* **Problem details**: Repeat every line below exactly, word for word.

* **Data entries for graphics**:
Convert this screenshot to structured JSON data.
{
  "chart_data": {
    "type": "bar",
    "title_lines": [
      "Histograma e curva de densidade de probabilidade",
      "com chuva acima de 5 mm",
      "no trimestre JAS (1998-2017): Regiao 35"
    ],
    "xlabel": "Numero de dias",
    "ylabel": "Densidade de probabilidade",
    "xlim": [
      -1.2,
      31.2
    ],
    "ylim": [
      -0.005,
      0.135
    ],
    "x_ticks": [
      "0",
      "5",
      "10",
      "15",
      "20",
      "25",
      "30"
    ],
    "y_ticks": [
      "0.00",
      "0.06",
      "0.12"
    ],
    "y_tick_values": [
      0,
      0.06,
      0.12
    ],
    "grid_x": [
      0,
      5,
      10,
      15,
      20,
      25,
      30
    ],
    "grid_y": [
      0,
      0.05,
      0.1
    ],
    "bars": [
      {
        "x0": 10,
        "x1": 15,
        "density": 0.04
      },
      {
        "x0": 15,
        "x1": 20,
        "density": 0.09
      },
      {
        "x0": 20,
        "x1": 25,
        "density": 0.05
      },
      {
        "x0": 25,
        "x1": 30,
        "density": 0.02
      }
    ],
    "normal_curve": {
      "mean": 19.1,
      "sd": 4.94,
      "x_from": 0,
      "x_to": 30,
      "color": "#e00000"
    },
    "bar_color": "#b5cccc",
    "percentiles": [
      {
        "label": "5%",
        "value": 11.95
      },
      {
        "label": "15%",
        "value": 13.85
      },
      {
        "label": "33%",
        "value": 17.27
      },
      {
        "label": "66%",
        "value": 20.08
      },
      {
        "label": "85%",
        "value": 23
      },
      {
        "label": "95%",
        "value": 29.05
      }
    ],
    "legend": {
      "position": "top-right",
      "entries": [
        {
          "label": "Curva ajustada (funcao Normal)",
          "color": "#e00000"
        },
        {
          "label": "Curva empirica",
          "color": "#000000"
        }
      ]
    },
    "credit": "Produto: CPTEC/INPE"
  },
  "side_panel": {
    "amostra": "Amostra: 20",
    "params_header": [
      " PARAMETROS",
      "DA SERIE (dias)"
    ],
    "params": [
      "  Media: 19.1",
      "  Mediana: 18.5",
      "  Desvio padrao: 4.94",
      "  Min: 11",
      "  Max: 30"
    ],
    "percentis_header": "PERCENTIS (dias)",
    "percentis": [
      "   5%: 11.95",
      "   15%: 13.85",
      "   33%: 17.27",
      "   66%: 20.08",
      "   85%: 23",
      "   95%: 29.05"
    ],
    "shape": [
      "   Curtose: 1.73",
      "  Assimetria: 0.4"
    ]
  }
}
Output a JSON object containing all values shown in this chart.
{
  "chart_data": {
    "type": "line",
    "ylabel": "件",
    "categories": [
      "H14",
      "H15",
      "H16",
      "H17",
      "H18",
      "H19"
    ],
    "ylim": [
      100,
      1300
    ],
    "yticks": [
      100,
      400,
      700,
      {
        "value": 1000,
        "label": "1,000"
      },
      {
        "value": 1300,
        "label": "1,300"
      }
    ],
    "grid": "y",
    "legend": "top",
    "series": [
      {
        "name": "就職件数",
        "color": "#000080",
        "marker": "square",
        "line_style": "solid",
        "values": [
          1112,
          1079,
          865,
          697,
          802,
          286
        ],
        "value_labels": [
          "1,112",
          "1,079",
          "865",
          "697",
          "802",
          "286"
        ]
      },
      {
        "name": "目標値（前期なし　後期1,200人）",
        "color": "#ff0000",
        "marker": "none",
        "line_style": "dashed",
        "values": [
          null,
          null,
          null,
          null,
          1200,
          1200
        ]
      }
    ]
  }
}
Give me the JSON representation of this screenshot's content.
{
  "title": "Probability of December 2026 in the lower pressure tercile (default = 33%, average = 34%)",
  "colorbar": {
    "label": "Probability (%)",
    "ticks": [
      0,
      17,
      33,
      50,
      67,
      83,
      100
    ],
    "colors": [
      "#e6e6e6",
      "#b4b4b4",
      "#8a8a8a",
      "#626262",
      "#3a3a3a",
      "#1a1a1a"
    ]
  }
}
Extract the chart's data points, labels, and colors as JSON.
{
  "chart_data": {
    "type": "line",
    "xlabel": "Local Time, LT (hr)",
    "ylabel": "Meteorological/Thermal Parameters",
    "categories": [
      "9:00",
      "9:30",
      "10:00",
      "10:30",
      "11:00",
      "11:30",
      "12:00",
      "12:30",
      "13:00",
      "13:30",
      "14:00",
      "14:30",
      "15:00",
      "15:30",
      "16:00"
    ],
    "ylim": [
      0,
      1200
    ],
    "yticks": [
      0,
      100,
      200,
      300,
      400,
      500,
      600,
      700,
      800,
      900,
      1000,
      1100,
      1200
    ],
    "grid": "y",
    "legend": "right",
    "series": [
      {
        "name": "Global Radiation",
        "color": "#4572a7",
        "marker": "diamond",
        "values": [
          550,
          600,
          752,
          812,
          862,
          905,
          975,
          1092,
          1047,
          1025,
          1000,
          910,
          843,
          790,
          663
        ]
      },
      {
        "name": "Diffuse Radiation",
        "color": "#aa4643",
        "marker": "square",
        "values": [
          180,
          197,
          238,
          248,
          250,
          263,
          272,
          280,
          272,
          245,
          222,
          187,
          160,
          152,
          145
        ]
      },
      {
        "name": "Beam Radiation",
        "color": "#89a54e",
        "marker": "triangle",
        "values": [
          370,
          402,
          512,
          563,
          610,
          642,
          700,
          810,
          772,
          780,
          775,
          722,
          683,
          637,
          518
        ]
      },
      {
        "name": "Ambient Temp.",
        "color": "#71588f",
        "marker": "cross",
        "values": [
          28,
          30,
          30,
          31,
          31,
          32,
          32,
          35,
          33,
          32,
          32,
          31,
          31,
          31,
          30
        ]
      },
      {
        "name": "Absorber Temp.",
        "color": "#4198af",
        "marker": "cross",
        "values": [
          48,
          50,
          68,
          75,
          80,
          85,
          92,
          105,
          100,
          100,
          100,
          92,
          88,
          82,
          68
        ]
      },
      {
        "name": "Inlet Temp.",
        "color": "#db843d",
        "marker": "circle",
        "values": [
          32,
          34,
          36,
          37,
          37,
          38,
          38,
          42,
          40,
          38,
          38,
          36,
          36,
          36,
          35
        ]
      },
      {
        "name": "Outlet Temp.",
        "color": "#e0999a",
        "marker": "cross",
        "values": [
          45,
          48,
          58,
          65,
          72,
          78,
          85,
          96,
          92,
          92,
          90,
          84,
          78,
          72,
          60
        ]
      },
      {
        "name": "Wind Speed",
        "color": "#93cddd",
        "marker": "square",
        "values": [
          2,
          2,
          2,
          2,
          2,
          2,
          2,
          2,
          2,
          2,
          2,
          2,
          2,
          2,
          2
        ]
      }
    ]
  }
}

* **The solution**:
Convert this screenshot to structured JSON data.
{
  "chart_data": {
    "type": "bar",
    "title_lines": [
      "Histograma e curva de densidade de probabilidade",
      "com chuva acima de 5 mm",
      "no trimestre JAS (1998-2017): Regiao 35"
    ],
    "xlabel": "Numero de dias",
    "ylabel": "Densidade de probabilidade",
    "xlim": [
      -1.2,
      31.2
    ],
    "ylim": [
      -0.005,
      0.135
    ],
    "x_ticks": [
      "0",
      "5",
      "10",
      "15",
      "20",
      "25",
      "30"
    ],
    "y_ticks": [
      "0.00",
      "0.06",
      "0.12"
    ],
    "y_tick_values": [
      0,
      0.06,
      0.12
    ],
    "grid_x": [
      0,
      5,
      10,
      15,
      20,
      25,
      30
    ],
    "grid_y": [
      0,
      0.05,
      0.1
    ],
    "bars": [
      {
        "x0": 10,
        "x1": 15,
        "density": 0.04
      },
      {
        "x0": 15,
        "x1": 20,
        "density": 0.09
      },
      {
        "x0": 20,
        "x1": 25,
        "density": 0.05
      },
      {
        "x0": 25,
        "x1": 30,
        "density": 0.02
      }
    ],
    "normal_curve": {
      "mean": 19.1,
      "sd": 4.94,
      "x_from": 0,
      "x_to": 30,
      "color": "#e00000"
    },
    "bar_color": "#b5cccc",
    "percentiles": [
      {
        "label": "5%",
        "value": 11.95
      },
      {
        "label": "15%",
        "value": 13.85
      },
      {
        "label": "33%",
        "value": 17.27
      },
      {
        "label": "66%",
        "value": 20.08
      },
      {
        "label": "85%",
        "value": 23
      },
      {
        "label": "95%",
        "value": 29.05
      }
    ],
    "legend": {
      "position": "top-right",
      "entries": [
        {
          "label": "Curva ajustada (funcao Normal)",
          "color": "#e00000"
        },
        {
          "label": "Curva empirica",
          "color": "#000000"
        }
      ]
    },
    "credit": "Produto: CPTEC/INPE"
  },
  "side_panel": {
    "amostra": "Amostra: 20",
    "params_header": [
      " PARAMETROS",
      "DA SERIE (dias)"
    ],
    "params": [
      "  Media: 19.1",
      "  Mediana: 18.5",
      "  Desvio padrao: 4.94",
      "  Min: 11",
      "  Max: 30"
    ],
    "percentis_header": "PERCENTIS (dias)",
    "percentis": [
      "   5%: 11.95",
      "   15%: 13.85",
      "   33%: 17.27",
      "   66%: 20.08",
      "   85%: 23",
      "   95%: 29.05"
    ],
    "shape": [
      "   Curtose: 1.73",
      "  Assimetria: 0.4"
    ]
  }
}
Output a JSON object containing all values shown in this chart.
{
  "chart_data": {
    "type": "line",
    "ylabel": "件",
    "categories": [
      "H14",
      "H15",
      "H16",
      "H17",
      "H18",
      "H19"
    ],
    "ylim": [
      100,
      1300
    ],
    "yticks": [
      100,
      400,
      700,
      {
        "value": 1000,
        "label": "1,000"
      },
      {
        "value": 1300,
        "label": "1,300"
      }
    ],
    "grid": "y",
    "legend": "top",
    "series": [
      {
        "name": "就職件数",
        "color": "#000080",
        "marker": "square",
        "line_style": "solid",
        "values": [
          1112,
          1079,
          865,
          697,
          802,
          286
        ],
        "value_labels": [
          "1,112",
          "1,079",
          "865",
          "697",
          "802",
          "286"
        ]
      },
      {
        "name": "目標値（前期なし　後期1,200人）",
        "color": "#ff0000",
        "marker": "none",
        "line_style": "dashed",
        "values": [
          null,
          null,
          null,
          null,
          1200,
          1200
        ]
      }
    ]
  }
}
Give me the JSON representation of this screenshot's content.
{
  "title": "Probability of December 2026 in the lower pressure tercile (default = 33%, average = 34%)",
  "colorbar": {
    "label": "Probability (%)",
    "ticks": [
      0,
      17,
      33,
      50,
      67,
      83,
      100
    ],
    "colors": [
      "#e6e6e6",
      "#b4b4b4",
      "#8a8a8a",
      "#626262",
      "#3a3a3a",
      "#1a1a1a"
    ]
  }
}
Extract the chart's data points, labels, and colors as JSON.
{
  "chart_data": {
    "type": "line",
    "xlabel": "Local Time, LT (hr)",
    "ylabel": "Meteorological/Thermal Parameters",
    "categories": [
      "9:00",
      "9:30",
      "10:00",
      "10:30",
      "11:00",
      "11:30",
      "12:00",
      "12:30",
      "13:00",
      "13:30",
      "14:00",
      "14:30",
      "15:00",
      "15:30",
      "16:00"
    ],
    "ylim": [
      0,
      1200
    ],
    "yticks": [
      0,
      100,
      200,
      300,
      400,
      500,
      600,
      700,
      800,
      900,
      1000,
      1100,
      1200
    ],
    "grid": "y",
    "legend": "right",
    "series": [
      {
        "name": "Global Radiation",
        "color": "#4572a7",
        "marker": "diamond",
        "values": [
          550,
          600,
          752,
          812,
          862,
          905,
          975,
          1092,
          1047,
          1025,
          1000,
          910,
          843,
          790,
          663
        ]
      },
      {
        "name": "Diffuse Radiation",
        "color": "#aa4643",
        "marker": "square",
        "values": [
          180,
          197,
          238,
          248,
          250,
          263,
          272,
          280,
          272,
          245,
          222,
          187,
          160,
          152,
          145
        ]
      },
      {
        "name": "Beam Radiation",
        "color": "#89a54e",
        "marker": "triangle",
        "values": [
          370,
          402,
          512,
          563,
          610,
          642,
          700,
          810,
          772,
          780,
          775,
          722,
          683,
          637,
          518
        ]
      },
      {
        "name": "Ambient Temp.",
        "color": "#71588f",
        "marker": "cross",
        "values": [
          28,
          30,
          30,
          31,
          31,
          32,
          32,
          35,
          33,
          32,
          32,
          31,
          31,
          31,
          30
        ]
      },
      {
        "name": "Absorber Temp.",
        "color": "#4198af",
        "marker": "cross",
        "values": [
          48,
          50,
          68,
          75,
          80,
          85,
          92,
          105,
          100,
          100,
          100,
          92,
          88,
          82,
          68
        ]
      },
      {
        "name": "Inlet Temp.",
        "color": "#db843d",
        "marker": "circle",
        "values": [
          32,
          34,
          36,
          37,
          37,
          38,
          38,
          42,
          40,
          38,
          38,
          36,
          36,
          36,
          35
        ]
      },
      {
        "name": "Outlet Temp.",
        "color": "#e0999a",
        "marker": "cross",
        "values": [
          45,
          48,
          58,
          65,
          72,
          78,
          85,
          96,
          92,
          92,
          90,
          84,
          78,
          72,
          60
        ]
      },
      {
        "name": "Wind Speed",
        "color": "#93cddd",
        "marker": "square",
        "values": [
          2,
          2,
          2,
          2,
          2,
          2,
          2,
          2,
          2,
          2,
          2,
          2,
          2,
          2,
          2
        ]
      }
    ]
  }
}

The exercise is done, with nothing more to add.